> Your objective: Copy out, word for word, the lines of the listing below that fall between the line holding "Patent image size: (1083, 610)." and the line holding "The silent chain transmission", inclusive.

> Records for this exercise:
------

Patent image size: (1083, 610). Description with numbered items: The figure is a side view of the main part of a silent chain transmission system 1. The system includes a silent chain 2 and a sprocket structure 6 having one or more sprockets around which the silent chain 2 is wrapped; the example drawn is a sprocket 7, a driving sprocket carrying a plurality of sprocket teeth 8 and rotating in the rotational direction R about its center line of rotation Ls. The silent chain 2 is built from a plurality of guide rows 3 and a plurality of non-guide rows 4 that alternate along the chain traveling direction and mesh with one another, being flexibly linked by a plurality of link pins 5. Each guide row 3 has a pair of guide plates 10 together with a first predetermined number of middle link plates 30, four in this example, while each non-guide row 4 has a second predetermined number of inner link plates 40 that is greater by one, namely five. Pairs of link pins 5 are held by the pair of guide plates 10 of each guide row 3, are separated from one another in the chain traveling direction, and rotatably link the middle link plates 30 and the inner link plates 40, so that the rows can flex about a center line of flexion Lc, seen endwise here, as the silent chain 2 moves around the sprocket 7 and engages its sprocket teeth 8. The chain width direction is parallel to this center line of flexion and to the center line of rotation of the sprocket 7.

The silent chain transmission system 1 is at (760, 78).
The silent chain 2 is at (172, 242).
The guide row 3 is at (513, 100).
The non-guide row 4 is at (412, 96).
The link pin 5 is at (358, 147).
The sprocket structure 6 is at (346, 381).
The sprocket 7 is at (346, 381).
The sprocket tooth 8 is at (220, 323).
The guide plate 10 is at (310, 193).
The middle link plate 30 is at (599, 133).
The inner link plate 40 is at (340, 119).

------

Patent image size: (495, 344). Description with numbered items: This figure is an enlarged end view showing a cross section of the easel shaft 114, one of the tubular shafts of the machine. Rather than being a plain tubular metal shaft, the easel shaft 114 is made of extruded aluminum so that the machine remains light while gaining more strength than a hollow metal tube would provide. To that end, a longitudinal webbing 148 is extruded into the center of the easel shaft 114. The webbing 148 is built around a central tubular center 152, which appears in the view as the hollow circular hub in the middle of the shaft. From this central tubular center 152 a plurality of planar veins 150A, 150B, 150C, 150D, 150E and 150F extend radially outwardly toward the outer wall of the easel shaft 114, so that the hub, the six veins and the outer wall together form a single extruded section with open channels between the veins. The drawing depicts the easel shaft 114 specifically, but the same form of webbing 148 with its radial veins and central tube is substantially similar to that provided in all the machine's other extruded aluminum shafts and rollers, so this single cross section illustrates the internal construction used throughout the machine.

------

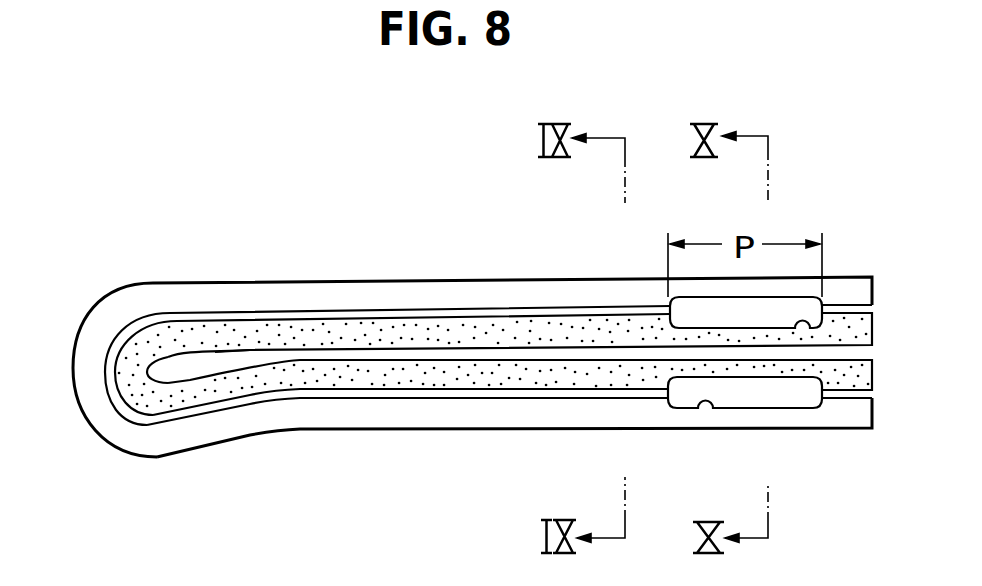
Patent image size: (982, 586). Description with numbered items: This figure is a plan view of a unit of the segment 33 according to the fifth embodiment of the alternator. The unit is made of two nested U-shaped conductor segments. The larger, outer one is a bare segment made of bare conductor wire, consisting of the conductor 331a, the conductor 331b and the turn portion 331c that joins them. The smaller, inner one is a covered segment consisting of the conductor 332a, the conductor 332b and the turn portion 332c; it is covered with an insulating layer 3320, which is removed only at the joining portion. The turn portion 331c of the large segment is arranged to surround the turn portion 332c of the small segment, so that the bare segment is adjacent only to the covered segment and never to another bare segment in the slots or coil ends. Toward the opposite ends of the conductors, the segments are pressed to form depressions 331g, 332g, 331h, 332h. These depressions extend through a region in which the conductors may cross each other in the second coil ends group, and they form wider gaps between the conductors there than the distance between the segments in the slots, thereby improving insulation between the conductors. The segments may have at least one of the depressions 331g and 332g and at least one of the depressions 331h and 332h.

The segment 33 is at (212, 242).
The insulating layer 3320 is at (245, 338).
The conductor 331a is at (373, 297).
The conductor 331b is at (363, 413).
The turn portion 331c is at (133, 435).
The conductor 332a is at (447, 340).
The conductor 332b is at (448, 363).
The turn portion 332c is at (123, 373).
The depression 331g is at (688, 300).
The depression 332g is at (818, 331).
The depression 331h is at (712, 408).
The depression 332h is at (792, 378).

------

> Reply to the exercise:
Patent image size: (1083, 610). Description with numbered items: The figure is a side view of the main part of a silent chain transmission system 1. The system includes a silent chain 2 and a sprocket structure 6 having one or more sprockets around which the silent chain 2 is wrapped; the example drawn is a sprocket 7, a driving sprocket carrying a plurality of sprocket teeth 8 and rotating in the rotational direction R about its center line of rotation Ls. The silent chain 2 is built from a plurality of guide rows 3 and a plurality of non-guide rows 4 that alternate along the chain traveling direction and mesh with one another, being flexibly linked by a plurality of link pins 5. Each guide row 3 has a pair of guide plates 10 together with a first predetermined number of middle link plates 30, four in this example, while each non-guide row 4 has a second predetermined number of inner link plates 40 that is greater by one, namely five. Pairs of link pins 5 are held by the pair of guide plates 10 of each guide row 3, are separated from one another in the chain traveling direction, and rotatably link the middle link plates 30 and the inner link plates 40, so that the rows can flex about a center line of flexion Lc, seen endwise here, as the silent chain 2 moves around the sprocket 7 and engages its sprocket teeth 8. The chain width direction is parallel to this center line of flexion and to the center line of rotation of the sprocket 7.

The silent chain transmission system 1 is at (760, 78).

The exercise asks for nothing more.